= Materials provided =
<<<<
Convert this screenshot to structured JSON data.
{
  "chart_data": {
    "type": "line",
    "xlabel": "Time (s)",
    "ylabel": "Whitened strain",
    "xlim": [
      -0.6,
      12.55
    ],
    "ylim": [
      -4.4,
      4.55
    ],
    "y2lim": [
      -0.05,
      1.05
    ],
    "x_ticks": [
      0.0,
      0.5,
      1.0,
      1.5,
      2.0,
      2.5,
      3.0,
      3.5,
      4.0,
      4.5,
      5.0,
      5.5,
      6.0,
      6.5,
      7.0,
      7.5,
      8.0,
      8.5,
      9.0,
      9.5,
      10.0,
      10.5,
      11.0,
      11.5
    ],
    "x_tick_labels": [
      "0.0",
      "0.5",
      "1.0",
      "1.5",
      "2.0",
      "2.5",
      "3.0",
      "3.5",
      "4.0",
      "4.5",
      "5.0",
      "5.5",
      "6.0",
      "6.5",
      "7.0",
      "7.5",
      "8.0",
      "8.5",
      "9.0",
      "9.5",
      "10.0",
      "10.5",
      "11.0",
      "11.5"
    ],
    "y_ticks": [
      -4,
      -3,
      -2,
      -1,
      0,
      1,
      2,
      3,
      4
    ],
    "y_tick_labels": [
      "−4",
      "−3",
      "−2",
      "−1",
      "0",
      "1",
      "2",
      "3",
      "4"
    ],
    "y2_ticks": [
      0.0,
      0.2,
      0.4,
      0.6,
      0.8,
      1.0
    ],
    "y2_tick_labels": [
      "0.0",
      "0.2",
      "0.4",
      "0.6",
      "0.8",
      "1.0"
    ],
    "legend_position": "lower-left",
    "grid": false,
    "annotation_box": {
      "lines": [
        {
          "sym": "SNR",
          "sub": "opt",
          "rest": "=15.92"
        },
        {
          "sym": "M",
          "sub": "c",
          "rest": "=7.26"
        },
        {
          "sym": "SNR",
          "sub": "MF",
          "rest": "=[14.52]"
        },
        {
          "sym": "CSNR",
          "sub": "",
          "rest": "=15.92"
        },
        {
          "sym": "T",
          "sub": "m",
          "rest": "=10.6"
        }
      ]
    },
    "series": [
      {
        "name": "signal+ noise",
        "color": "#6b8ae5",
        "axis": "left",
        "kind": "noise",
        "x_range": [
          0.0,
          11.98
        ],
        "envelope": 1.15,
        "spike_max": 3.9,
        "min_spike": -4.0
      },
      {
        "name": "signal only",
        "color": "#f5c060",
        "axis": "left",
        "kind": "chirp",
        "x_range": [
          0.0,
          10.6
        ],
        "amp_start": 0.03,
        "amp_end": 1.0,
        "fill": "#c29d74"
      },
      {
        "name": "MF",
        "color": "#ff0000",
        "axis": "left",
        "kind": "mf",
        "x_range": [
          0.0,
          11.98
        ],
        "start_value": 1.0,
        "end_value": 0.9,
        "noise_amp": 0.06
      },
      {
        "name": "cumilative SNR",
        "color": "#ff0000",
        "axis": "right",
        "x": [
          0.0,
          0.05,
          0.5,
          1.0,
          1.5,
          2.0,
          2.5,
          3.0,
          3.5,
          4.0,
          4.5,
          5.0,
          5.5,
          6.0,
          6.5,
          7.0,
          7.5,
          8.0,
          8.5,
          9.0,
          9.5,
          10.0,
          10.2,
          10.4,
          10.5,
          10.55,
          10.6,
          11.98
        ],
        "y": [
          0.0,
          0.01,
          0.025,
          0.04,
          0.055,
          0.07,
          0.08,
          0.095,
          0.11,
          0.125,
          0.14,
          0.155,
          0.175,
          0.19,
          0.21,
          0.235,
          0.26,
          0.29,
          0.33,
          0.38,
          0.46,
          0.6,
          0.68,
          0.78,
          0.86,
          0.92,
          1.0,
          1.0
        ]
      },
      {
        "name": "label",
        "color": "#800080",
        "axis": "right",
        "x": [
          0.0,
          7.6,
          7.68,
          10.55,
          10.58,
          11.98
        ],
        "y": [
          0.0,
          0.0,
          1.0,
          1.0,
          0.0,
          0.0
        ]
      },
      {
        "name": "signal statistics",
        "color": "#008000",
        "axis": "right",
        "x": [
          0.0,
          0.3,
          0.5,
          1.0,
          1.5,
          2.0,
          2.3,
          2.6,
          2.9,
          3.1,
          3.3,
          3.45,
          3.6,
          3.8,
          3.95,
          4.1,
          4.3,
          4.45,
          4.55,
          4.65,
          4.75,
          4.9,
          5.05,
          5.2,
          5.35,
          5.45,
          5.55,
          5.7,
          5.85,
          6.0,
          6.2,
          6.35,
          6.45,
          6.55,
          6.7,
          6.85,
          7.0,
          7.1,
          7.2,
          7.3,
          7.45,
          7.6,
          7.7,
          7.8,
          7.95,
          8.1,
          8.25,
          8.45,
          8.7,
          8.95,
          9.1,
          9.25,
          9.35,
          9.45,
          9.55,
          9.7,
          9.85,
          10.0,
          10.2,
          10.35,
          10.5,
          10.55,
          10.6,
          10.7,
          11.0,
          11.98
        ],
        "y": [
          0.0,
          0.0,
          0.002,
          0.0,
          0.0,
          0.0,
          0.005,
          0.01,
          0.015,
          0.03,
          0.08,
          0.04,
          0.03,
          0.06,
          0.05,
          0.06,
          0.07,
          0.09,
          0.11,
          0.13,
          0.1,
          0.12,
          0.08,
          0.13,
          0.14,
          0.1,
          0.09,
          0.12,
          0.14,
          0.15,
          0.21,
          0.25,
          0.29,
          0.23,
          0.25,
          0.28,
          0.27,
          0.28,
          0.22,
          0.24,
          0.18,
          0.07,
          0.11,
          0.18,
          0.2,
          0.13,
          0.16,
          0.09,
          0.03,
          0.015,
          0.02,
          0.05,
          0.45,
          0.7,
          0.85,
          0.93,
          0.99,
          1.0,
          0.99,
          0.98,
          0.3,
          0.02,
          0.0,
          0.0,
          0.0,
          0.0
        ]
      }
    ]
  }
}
>>>>
= Objective =
Copy each line holding the word "color" from the listing above.

= Task answer =
        "color": "#6b8ae5",
        "color": "#f5c060",
        "color": "#ff0000",
        "color": "#ff0000",
        "color": "#800080",
        "color": "#008000",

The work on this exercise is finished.